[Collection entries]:
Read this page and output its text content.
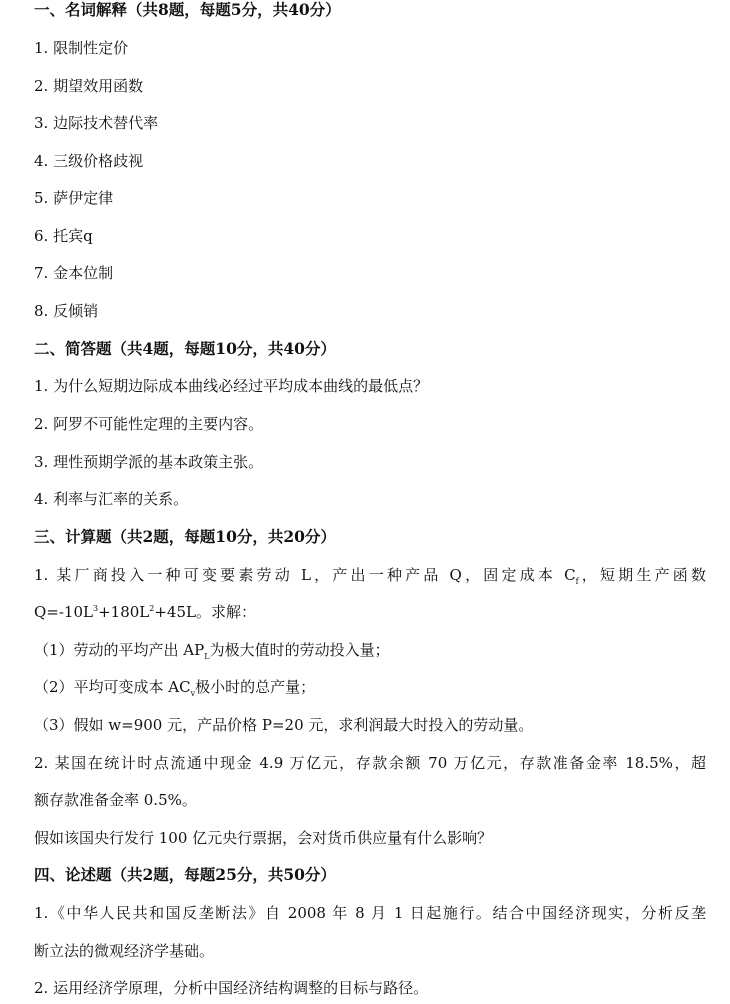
一、名词解释（共8题，每题5分，共40分）

1. 限制性定价

2. 期望效用函数

3. 边际技术替代率

4. 三级价格歧视

5. 萨伊定律

6. 托宾q

7. 金本位制

8. 反倾销

二、简答题（共4题，每题10分，共40分）

1. 为什么短期边际成本曲线必经过平均成本曲线的最低点？

2. 阿罗不可能性定理的主要内容。

3. 理性预期学派的基本政策主张。

4. 利率与汇率的关系。

三、计算题（共2题，每题10分，共20分）

1. 某厂商投入一种可变要素劳动 L，产出一种产品 Q，固定成本 $C_f$，短期生产函数

$Q=-10L^3+180L^2+45L$。求解：

（1）劳动的平均产出 $AP_L$为极大值时的劳动投入量；

（2）平均可变成本 $AC_v$极小时的总产量；

（3）假如 w=900 元，产品价格 P=20 元，求利润最大时投入的劳动量。

2. 某国在统计时点流通中现金 4.9 万亿元，存款余额 70 万亿元，存款准备金率 18.5%，超

额存款准备金率 0.5%。

假如该国央行发行 100 亿元央行票据，会对货币供应量有什么影响？

四、论述题（共2题，每题25分，共50分）

1.《中华人民共和国反垄断法》自 2008 年 8 月 1 日起施行。结合中国经济现实，分析反垄

断立法的微观经济学基础。

2. 运用经济学原理，分析中国经济结构调整的目标与路径。
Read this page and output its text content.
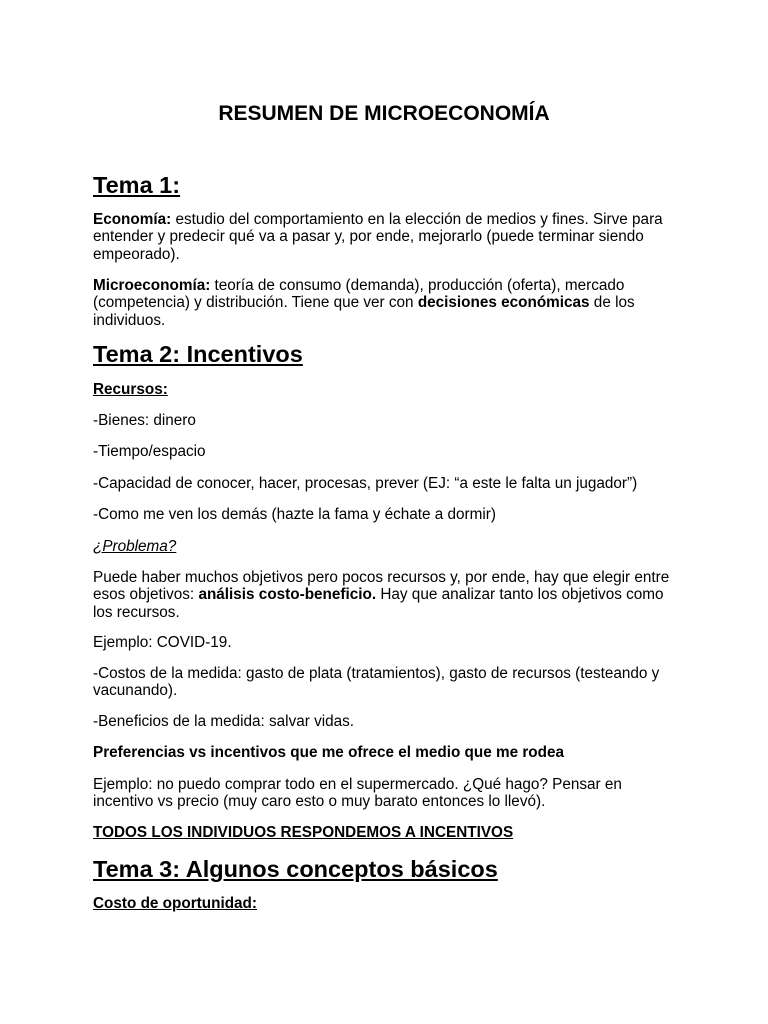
RESUMEN DE MICROECONOMÍA
Tema 1:

Economía: estudio del comportamiento en la elección de medios y fines. Sirve para entender y predecir qué va a pasar y, por ende, mejorarlo (puede terminar siendo empeorado).

Microeconomía: teoría de consumo (demanda), producción (oferta), mercado (competencia) y distribución. Tiene que ver con decisiones económicas de los individuos.

Tema 2: Incentivos

Recursos:

-Bienes: dinero

-Tiempo/espacio

-Capacidad de conocer, hacer, procesas, prever (EJ: “a este le falta un jugador”)

-Como me ven los demás (hazte la fama y échate a dormir)

¿Problema?

Puede haber muchos objetivos pero pocos recursos y, por ende, hay que elegir entre esos objetivos: análisis costo-beneficio. Hay que analizar tanto los objetivos como los recursos.

Ejemplo: COVID-19.

-Costos de la medida: gasto de plata (tratamientos), gasto de recursos (testeando y vacunando).

-Beneficios de la medida: salvar vidas.

Preferencias vs incentivos que me ofrece el medio que me rodea

Ejemplo: no puedo comprar todo en el supermercado. ¿Qué hago? Pensar en incentivo vs precio (muy caro esto o muy barato entonces lo llevó).

TODOS LOS INDIVIDUOS RESPONDEMOS A INCENTIVOS

Tema 3: Algunos conceptos básicos

Costo de oportunidad:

[Request]: In the material above, find each line that contains the word "Tema", and select it.

[Written response]:
Tema 1:
Tema 2: Incentivos
Tema 3: Algunos conceptos básicos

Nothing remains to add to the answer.